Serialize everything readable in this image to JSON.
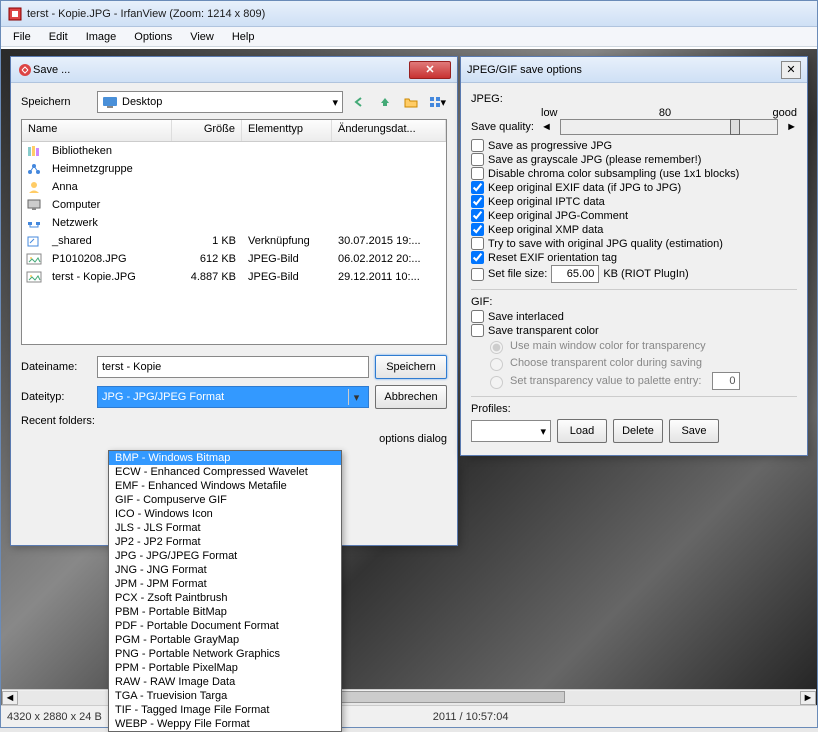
{
  "main": {
    "title": "terst - Kopie.JPG - IrfanView (Zoom: 1214 x 809)",
    "menu": [
      "File",
      "Edit",
      "Image",
      "Options",
      "View",
      "Help"
    ],
    "status": {
      "dims": "4320 x 2880 x 24 B",
      "date": "2011 / 10:57:04"
    }
  },
  "save": {
    "title": "Save ...",
    "location_label": "Speichern",
    "location_value": "Desktop",
    "cols": {
      "name": "Name",
      "size": "Größe",
      "type": "Elementtyp",
      "date": "Änderungsdat..."
    },
    "rows": [
      {
        "icon": "lib",
        "name": "Bibliotheken",
        "size": "",
        "type": "",
        "date": ""
      },
      {
        "icon": "net",
        "name": "Heimnetzgruppe",
        "size": "",
        "type": "",
        "date": ""
      },
      {
        "icon": "user",
        "name": "Anna",
        "size": "",
        "type": "",
        "date": ""
      },
      {
        "icon": "pc",
        "name": "Computer",
        "size": "",
        "type": "",
        "date": ""
      },
      {
        "icon": "net2",
        "name": "Netzwerk",
        "size": "",
        "type": "",
        "date": ""
      },
      {
        "icon": "link",
        "name": "_shared",
        "size": "1 KB",
        "type": "Verknüpfung",
        "date": "30.07.2015 19:..."
      },
      {
        "icon": "img",
        "name": "P1010208.JPG",
        "size": "612 KB",
        "type": "JPEG-Bild",
        "date": "06.02.2012 20:..."
      },
      {
        "icon": "img",
        "name": "terst - Kopie.JPG",
        "size": "4.887 KB",
        "type": "JPEG-Bild",
        "date": "29.12.2011 10:..."
      }
    ],
    "filename_label": "Dateiname:",
    "filename_value": "terst - Kopie",
    "filetype_label": "Dateityp:",
    "filetype_value": "JPG - JPG/JPEG Format",
    "recent_label": "Recent folders:",
    "save_btn": "Speichern",
    "cancel_btn": "Abbrechen",
    "show_opts": "options dialog",
    "formats": [
      "BMP - Windows Bitmap",
      "ECW - Enhanced Compressed Wavelet",
      "EMF - Enhanced Windows Metafile",
      "GIF - Compuserve GIF",
      "ICO - Windows Icon",
      "JLS - JLS Format",
      "JP2 - JP2 Format",
      "JPG - JPG/JPEG Format",
      "JNG - JNG Format",
      "JPM - JPM Format",
      "PCX - Zsoft Paintbrush",
      "PBM - Portable BitMap",
      "PDF - Portable Document Format",
      "PGM - Portable GrayMap",
      "PNG - Portable Network Graphics",
      "PPM - Portable PixelMap",
      "RAW - RAW Image Data",
      "TGA - Truevision Targa",
      "TIF - Tagged Image File Format",
      "WEBP - Weppy File Format"
    ],
    "format_highlight": 0
  },
  "opts": {
    "title": "JPEG/GIF save options",
    "jpeg_label": "JPEG:",
    "quality_label": "Save quality:",
    "quality_low": "low",
    "quality_val": "80",
    "quality_good": "good",
    "checks": [
      {
        "label": "Save as progressive JPG",
        "checked": false
      },
      {
        "label": "Save as grayscale JPG (please remember!)",
        "checked": false
      },
      {
        "label": "Disable chroma color subsampling (use 1x1 blocks)",
        "checked": false
      },
      {
        "label": "Keep original EXIF data (if JPG to JPG)",
        "checked": true
      },
      {
        "label": "Keep original IPTC data",
        "checked": true
      },
      {
        "label": "Keep original JPG-Comment",
        "checked": true
      },
      {
        "label": "Keep original XMP data",
        "checked": true
      },
      {
        "label": "Try to save with original JPG quality (estimation)",
        "checked": false
      },
      {
        "label": "Reset EXIF orientation tag",
        "checked": true
      }
    ],
    "filesize_label": "Set file size:",
    "filesize_val": "65.00",
    "filesize_unit": "KB (RIOT PlugIn)",
    "gif_label": "GIF:",
    "gif_interlaced": "Save interlaced",
    "gif_transparent": "Save transparent color",
    "radios": [
      "Use main window color for transparency",
      "Choose transparent color during saving",
      "Set transparency value to palette entry:"
    ],
    "palette_val": "0",
    "profiles_label": "Profiles:",
    "load_btn": "Load",
    "delete_btn": "Delete",
    "save_btn": "Save"
  }
}
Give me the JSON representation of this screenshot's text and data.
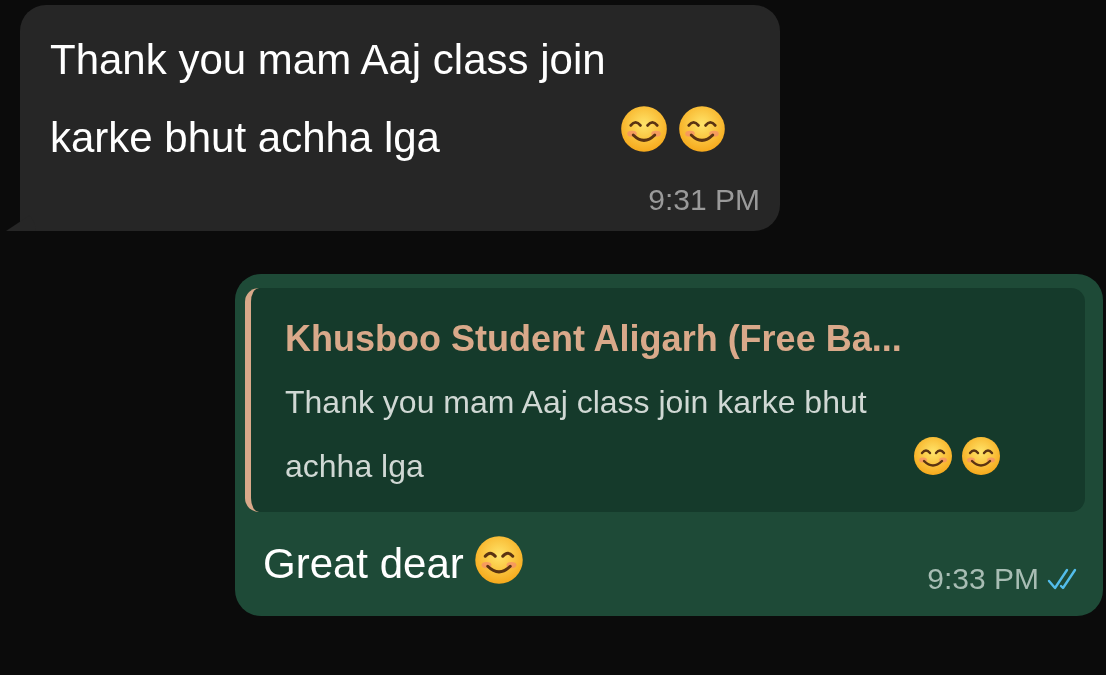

* EXERCISE DETAILS: Repeat the records in full, exactly as they appear, without the pictures.

* FULL RESPONSE:
Serialize everything readable in this image to JSON.
{
  "main": {
    "title": "terst - Kopie.JPG - IrfanView (Zoom: 1214 x 809)",
    "menu": [
      "File",
      "Edit",
      "Image",
      "Options",
      "View",
      "Help"
    ],
    "status": {
      "dims": "4320 x 2880 x 24 B",
      "date": "2011 / 10:57:04"
    }
  },
  "save": {
    "title": "Save ...",
    "location_label": "Speichern",
    "location_value": "Desktop",
    "cols": {
      "name": "Name",
      "size": "Größe",
      "type": "Elementtyp",
      "date": "Änderungsdat..."
    },
    "rows": [
      {
        "icon": "lib",
        "name": "Bibliotheken",
        "size": "",
        "type": "",
        "date": ""
      },
      {
        "icon": "net",
        "name": "Heimnetzgruppe",
        "size": "",
        "type": "",
        "date": ""
      },
      {
        "icon": "user",
        "name": "Anna",
        "size": "",
        "type": "",
        "date": ""
      },
      {
        "icon": "pc",
        "name": "Computer",
        "size": "",
        "type": "",
        "date": ""
      },
      {
        "icon": "net2",
        "name": "Netzwerk",
        "size": "",
        "type": "",
        "date": ""
      },
      {
        "icon": "link",
        "name": "_shared",
        "size": "1 KB",
        "type": "Verknüpfung",
        "date": "30.07.2015 19:..."
      },
      {
        "icon": "img",
        "name": "P1010208.JPG",
        "size": "612 KB",
        "type": "JPEG-Bild",
        "date": "06.02.2012 20:..."
      },
      {
        "icon": "img",
        "name": "terst - Kopie.JPG",
        "size": "4.887 KB",
        "type": "JPEG-Bild",
        "date": "29.12.2011 10:..."
      }
    ],
    "filename_label": "Dateiname:",
    "filename_value": "terst - Kopie",
    "filetype_label": "Dateityp:",
    "filetype_value": "JPG - JPG/JPEG Format",
    "recent_label": "Recent folders:",
    "save_btn": "Speichern",
    "cancel_btn": "Abbrechen",
    "show_opts": "options dialog",
    "formats": [
      "BMP - Windows Bitmap",
      "ECW - Enhanced Compressed Wavelet",
      "EMF - Enhanced Windows Metafile",
      "GIF - Compuserve GIF",
      "ICO - Windows Icon",
      "JLS - JLS Format",
      "JP2 - JP2 Format",
      "JPG - JPG/JPEG Format",
      "JNG - JNG Format",
      "JPM - JPM Format",
      "PCX - Zsoft Paintbrush",
      "PBM - Portable BitMap",
      "PDF - Portable Document Format",
      "PGM - Portable GrayMap",
      "PNG - Portable Network Graphics",
      "PPM - Portable PixelMap",
      "RAW - RAW Image Data",
      "TGA - Truevision Targa",
      "TIF - Tagged Image File Format",
      "WEBP - Weppy File Format"
    ],
    "format_highlight": 0
  },
  "opts": {
    "title": "JPEG/GIF save options",
    "jpeg_label": "JPEG:",
    "quality_label": "Save quality:",
    "quality_low": "low",
    "quality_val": "80",
    "quality_good": "good",
    "checks": [
      {
        "label": "Save as progressive JPG",
        "checked": false
      },
      {
        "label": "Save as grayscale JPG (please remember!)",
        "checked": false
      },
      {
        "label": "Disable chroma color subsampling (use 1x1 blocks)",
        "checked": false
      },
      {
        "label": "Keep original EXIF data (if JPG to JPG)",
        "checked": true
      },
      {
        "label": "Keep original IPTC data",
        "checked": true
      },
      {
        "label": "Keep original JPG-Comment",
        "checked": true
      },
      {
        "label": "Keep original XMP data",
        "checked": true
      },
      {
        "label": "Try to save with original JPG quality (estimation)",
        "checked": false
      },
      {
        "label": "Reset EXIF orientation tag",
        "checked": true
      }
    ],
    "filesize_label": "Set file size:",
    "filesize_val": "65.00",
    "filesize_unit": "KB (RIOT PlugIn)",
    "gif_label": "GIF:",
    "gif_interlaced": "Save interlaced",
    "gif_transparent": "Save transparent color",
    "radios": [
      "Use main window color for transparency",
      "Choose transparent color during saving",
      "Set transparency value to palette entry:"
    ],
    "palette_val": "0",
    "profiles_label": "Profiles:",
    "load_btn": "Load",
    "delete_btn": "Delete",
    "save_btn": "Save"
  }
}
Give me the JSON representation of this screenshot's text and data.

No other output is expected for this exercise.